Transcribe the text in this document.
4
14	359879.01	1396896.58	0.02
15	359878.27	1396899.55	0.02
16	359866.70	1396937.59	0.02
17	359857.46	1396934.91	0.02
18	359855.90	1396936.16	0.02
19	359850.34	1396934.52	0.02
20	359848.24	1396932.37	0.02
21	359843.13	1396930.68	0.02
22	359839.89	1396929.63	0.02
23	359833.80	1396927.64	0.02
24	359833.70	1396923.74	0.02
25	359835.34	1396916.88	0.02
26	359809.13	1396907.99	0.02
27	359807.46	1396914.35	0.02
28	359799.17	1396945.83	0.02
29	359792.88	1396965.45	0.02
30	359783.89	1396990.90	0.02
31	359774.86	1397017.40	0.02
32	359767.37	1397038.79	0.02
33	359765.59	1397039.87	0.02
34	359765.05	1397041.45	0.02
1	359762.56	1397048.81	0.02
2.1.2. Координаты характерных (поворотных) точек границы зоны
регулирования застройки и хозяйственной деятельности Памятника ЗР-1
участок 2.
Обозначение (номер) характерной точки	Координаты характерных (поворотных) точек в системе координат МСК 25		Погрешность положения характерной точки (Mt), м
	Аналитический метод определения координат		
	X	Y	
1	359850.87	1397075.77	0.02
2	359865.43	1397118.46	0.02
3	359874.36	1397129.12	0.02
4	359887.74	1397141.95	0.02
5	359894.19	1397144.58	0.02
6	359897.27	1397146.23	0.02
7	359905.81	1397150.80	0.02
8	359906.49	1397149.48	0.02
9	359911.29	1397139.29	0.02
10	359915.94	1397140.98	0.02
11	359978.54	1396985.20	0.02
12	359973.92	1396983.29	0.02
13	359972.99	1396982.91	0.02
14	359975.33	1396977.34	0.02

##########

Each line of the material must be restated exactly.

Transcribe the text in this document.
4
14	359879.01	1396896.58	0.02
15	359878.27	1396899.55	0.02
16	359866.70	1396937.59	0.02
17	359857.46	1396934.91	0.02
18	359855.90	1396936.16	0.02
19	359850.34	1396934.52	0.02
20	359848.24	1396932.37	0.02
21	359843.13	1396930.68	0.02
22	359839.89	1396929.63	0.02
23	359833.80	1396927.64	0.02
24	359833.70	1396923.74	0.02
25	359835.34	1396916.88	0.02
26	359809.13	1396907.99	0.02
27	359807.46	1396914.35	0.02
28	359799.17	1396945.83	0.02
29	359792.88	1396965.45	0.02
30	359783.89	1396990.90	0.02
31	359774.86	1397017.40	0.02
32	359767.37	1397038.79	0.02
33	359765.59	1397039.87	0.02
34	359765.05	1397041.45	0.02
1	359762.56	1397048.81	0.02
2.1.2. Координаты характерных (поворотных) точек границы зоны
регулирования застройки и хозяйственной деятельности Памятника ЗР-1
участок 2.
Обозначение (номер) характерной точки	Координаты характерных (поворотных) точек в системе координат МСК 25		Погрешность положения характерной точки (Mt), м
	Аналитический метод определения координат		
	X	Y	
1	359850.87	1397075.77	0.02
2	359865.43	1397118.46	0.02
3	359874.36	1397129.12	0.02
4	359887.74	1397141.95	0.02
5	359894.19	1397144.58	0.02
6	359897.27	1397146.23	0.02
7	359905.81	1397150.80	0.02
8	359906.49	1397149.48	0.02
9	359911.29	1397139.29	0.02
10	359915.94	1397140.98	0.02
11	359978.54	1396985.20	0.02
12	359973.92	1396983.29	0.02
13	359972.99	1396982.91	0.02
14	359975.33	1396977.34	0.02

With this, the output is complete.